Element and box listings
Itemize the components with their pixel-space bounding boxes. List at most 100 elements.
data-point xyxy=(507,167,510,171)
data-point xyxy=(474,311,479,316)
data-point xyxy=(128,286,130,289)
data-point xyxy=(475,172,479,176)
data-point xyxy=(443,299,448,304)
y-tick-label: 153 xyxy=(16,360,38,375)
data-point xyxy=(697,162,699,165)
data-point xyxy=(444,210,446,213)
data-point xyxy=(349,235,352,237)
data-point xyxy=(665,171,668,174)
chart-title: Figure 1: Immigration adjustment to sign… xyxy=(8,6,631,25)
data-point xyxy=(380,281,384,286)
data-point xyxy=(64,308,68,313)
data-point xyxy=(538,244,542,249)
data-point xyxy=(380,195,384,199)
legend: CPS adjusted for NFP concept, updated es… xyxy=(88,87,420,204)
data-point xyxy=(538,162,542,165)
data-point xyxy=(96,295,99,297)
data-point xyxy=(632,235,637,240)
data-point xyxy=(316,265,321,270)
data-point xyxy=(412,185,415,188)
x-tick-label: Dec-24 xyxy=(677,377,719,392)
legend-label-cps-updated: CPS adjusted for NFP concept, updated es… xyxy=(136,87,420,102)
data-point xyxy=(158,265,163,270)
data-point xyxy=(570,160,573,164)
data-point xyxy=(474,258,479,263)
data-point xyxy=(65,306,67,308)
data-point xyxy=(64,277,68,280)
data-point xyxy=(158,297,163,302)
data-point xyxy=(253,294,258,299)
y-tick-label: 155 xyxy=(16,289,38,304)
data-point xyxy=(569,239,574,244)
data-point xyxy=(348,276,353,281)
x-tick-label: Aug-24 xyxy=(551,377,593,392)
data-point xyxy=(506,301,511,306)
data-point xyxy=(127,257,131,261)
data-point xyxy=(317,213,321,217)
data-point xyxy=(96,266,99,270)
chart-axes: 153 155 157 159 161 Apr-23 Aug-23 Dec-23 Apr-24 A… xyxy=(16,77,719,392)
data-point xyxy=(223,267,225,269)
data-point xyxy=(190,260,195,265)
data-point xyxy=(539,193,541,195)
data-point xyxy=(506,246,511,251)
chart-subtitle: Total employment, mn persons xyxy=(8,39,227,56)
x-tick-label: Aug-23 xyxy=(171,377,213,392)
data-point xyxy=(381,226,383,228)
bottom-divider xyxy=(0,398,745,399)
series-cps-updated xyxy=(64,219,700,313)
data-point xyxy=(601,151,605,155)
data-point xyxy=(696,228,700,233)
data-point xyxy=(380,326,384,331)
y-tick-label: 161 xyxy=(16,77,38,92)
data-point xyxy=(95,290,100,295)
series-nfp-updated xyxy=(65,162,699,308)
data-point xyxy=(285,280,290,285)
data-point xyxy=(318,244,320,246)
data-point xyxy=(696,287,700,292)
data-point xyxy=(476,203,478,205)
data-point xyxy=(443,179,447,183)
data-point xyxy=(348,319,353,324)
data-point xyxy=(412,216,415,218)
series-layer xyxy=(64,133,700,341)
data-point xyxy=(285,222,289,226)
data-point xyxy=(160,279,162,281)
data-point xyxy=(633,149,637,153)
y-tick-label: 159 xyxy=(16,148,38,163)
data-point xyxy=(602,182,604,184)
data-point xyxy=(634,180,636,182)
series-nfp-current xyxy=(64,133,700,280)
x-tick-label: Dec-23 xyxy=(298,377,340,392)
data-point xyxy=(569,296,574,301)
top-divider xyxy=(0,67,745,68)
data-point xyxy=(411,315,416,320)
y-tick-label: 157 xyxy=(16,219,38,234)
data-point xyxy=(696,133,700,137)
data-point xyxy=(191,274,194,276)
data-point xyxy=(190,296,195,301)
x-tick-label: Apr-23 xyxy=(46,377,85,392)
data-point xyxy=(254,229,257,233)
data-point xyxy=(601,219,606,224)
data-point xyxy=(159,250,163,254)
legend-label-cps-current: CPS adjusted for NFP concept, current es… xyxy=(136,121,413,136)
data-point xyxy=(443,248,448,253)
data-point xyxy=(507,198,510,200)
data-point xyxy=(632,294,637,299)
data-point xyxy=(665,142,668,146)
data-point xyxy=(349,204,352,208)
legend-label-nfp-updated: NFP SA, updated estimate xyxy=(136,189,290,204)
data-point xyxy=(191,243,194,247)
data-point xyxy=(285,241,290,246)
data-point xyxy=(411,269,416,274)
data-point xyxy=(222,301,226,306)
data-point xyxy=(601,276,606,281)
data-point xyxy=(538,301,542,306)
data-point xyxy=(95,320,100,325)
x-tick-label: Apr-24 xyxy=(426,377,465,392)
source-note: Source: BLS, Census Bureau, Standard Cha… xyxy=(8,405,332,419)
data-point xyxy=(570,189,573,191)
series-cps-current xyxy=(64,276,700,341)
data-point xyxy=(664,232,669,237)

_Your goal_:
Please rewrite the data above as a Markdown table with a row number in a "No." column and each line in a "Line" column, leaving out any blank lines.

_Solution for this task_:
| No. | Line |
|---|---|
| 1 | Itemize the components with their pixel-space bounding boxes. List at most 100 elements. |
| 2 | data-point xyxy=(507,167,510,171) |
| 3 | data-point xyxy=(474,311,479,316) |
| 4 | data-point xyxy=(128,286,130,289) |
| 5 | data-point xyxy=(475,172,479,176) |
| 6 | data-point xyxy=(443,299,448,304) |
| 7 | y-tick-label: 153 xyxy=(16,360,38,375) |
| 8 | data-point xyxy=(697,162,699,165) |
| 9 | data-point xyxy=(444,210,446,213) |
| 10 | data-point xyxy=(349,235,352,237) |
| 11 | data-point xyxy=(665,171,668,174) |
| 12 | chart-title: Figure 1: Immigration adjustment to sign… xyxy=(8,6,631,25) |
| 13 | data-point xyxy=(380,281,384,286) |
| 14 | data-point xyxy=(64,308,68,313) |
| 15 | data-point xyxy=(538,244,542,249) |
| 16 | data-point xyxy=(380,195,384,199) |
| 17 | legend: CPS adjusted for NFP concept, updated es… xyxy=(88,87,420,204) |
| 18 | data-point xyxy=(538,162,542,165) |
| 19 | data-point xyxy=(96,295,99,297) |
| 20 | data-point xyxy=(632,235,637,240) |
| 21 | data-point xyxy=(316,265,321,270) |
| 22 | data-point xyxy=(412,185,415,188) |
| 23 | x-tick-label: Dec-24 xyxy=(677,377,719,392) |
| 24 | legend-label-cps-updated: CPS adjusted for NFP concept, updated es… xyxy=(136,87,420,102) |
| 25 | data-point xyxy=(158,265,163,270) |
| 26 | data-point xyxy=(570,160,573,164) |
| 27 | data-point xyxy=(474,258,479,263) |
| 28 | data-point xyxy=(65,306,67,308) |
| 29 | data-point xyxy=(64,277,68,280) |
| 30 | data-point xyxy=(158,297,163,302) |
| 31 | data-point xyxy=(253,294,258,299) |
| 32 | y-tick-label: 155 xyxy=(16,289,38,304) |
| 33 | data-point xyxy=(569,239,574,244) |
| 34 | data-point xyxy=(348,276,353,281) |
| 35 | x-tick-label: Aug-24 xyxy=(551,377,593,392) |
| 36 | data-point xyxy=(506,301,511,306) |
| 37 | data-point xyxy=(127,257,131,261) |
| 38 | data-point xyxy=(317,213,321,217) |
| 39 | data-point xyxy=(96,266,99,270) |
| 40 | chart-axes: 153 155 157 159 161 Apr-23 Aug-23 Dec-23 Apr-24 A… xyxy=(16,77,719,392) |
| 41 | data-point xyxy=(223,267,225,269) |
| 42 | data-point xyxy=(190,260,195,265) |
| 43 | data-point xyxy=(539,193,541,195) |
| 44 | data-point xyxy=(506,246,511,251) |
| 45 | chart-subtitle: Total employment, mn persons xyxy=(8,39,227,56) |
| 46 | x-tick-label: Aug-23 xyxy=(171,377,213,392) |
| 47 | data-point xyxy=(381,226,383,228) |
| 48 | bottom-divider xyxy=(0,398,745,399) |
| 49 | series-cps-updated xyxy=(64,219,700,313) |
| 50 | data-point xyxy=(601,151,605,155) |
| 51 | data-point xyxy=(696,228,700,233) |
| 52 | data-point xyxy=(380,326,384,331) |
| 53 | y-tick-label: 161 xyxy=(16,77,38,92) |
| 54 | data-point xyxy=(95,290,100,295) |
| 55 | series-nfp-updated xyxy=(65,162,699,308) |
| 56 | data-point xyxy=(285,280,290,285) |
| 57 | data-point xyxy=(318,244,320,246) |
| 58 | data-point xyxy=(696,287,700,292) |
| 59 | data-point xyxy=(476,203,478,205) |
| 60 | data-point xyxy=(443,179,447,183) |
| 61 | data-point xyxy=(348,319,353,324) |
| 62 | data-point xyxy=(412,216,415,218) |
| 63 | series-layer xyxy=(64,133,700,341) |
| 64 | data-point xyxy=(285,222,289,226) |
| 65 | data-point xyxy=(160,279,162,281) |
| 66 | data-point xyxy=(633,149,637,153) |
| 67 | y-tick-label: 159 xyxy=(16,148,38,163) |
| 68 | data-point xyxy=(602,182,604,184) |
| 69 | data-point xyxy=(634,180,636,182) |
| 70 | series-nfp-current xyxy=(64,133,700,280) |
| 71 | x-tick-label: Dec-23 xyxy=(298,377,340,392) |
| 72 | data-point xyxy=(569,296,574,301) |
| 73 | top-divider xyxy=(0,67,745,68) |
| 74 | data-point xyxy=(411,315,416,320) |
| 75 | y-tick-label: 157 xyxy=(16,219,38,234) |
| 76 | data-point xyxy=(696,133,700,137) |
| 77 | data-point xyxy=(191,274,194,276) |
| 78 | data-point xyxy=(190,296,195,301) |
| 79 | x-tick-label: Apr-23 xyxy=(46,377,85,392) |
| 80 | data-point xyxy=(254,229,257,233) |
| 81 | data-point xyxy=(601,219,606,224) |
| 82 | data-point xyxy=(159,250,163,254) |
| 83 | legend-label-cps-current: CPS adjusted for NFP concept, current es… xyxy=(136,121,413,136) |
| 84 | data-point xyxy=(443,248,448,253) |
| 85 | data-point xyxy=(507,198,510,200) |
| 86 | data-point xyxy=(632,294,637,299) |
| 87 | data-point xyxy=(665,142,668,146) |
| 88 | data-point xyxy=(349,204,352,208) |
| 89 | legend-label-nfp-updated: NFP SA, updated estimate xyxy=(136,189,290,204) |
| 90 | data-point xyxy=(191,243,194,247) |
| 91 | data-point xyxy=(285,241,290,246) |
| 92 | data-point xyxy=(411,269,416,274) |
| 93 | data-point xyxy=(222,301,226,306) |
| 94 | data-point xyxy=(601,276,606,281) |
| 95 | data-point xyxy=(538,301,542,306) |
| 96 | data-point xyxy=(95,320,100,325) |
| 97 | x-tick-label: Apr-24 xyxy=(426,377,465,392) |
| 98 | source-note: Source: BLS, Census Bureau, Standard Cha… xyxy=(8,405,332,419) |
| 99 | data-point xyxy=(570,189,573,191) |
| 100 | series-cps-current xyxy=(64,276,700,341) |
| 101 | data-point xyxy=(664,232,669,237) |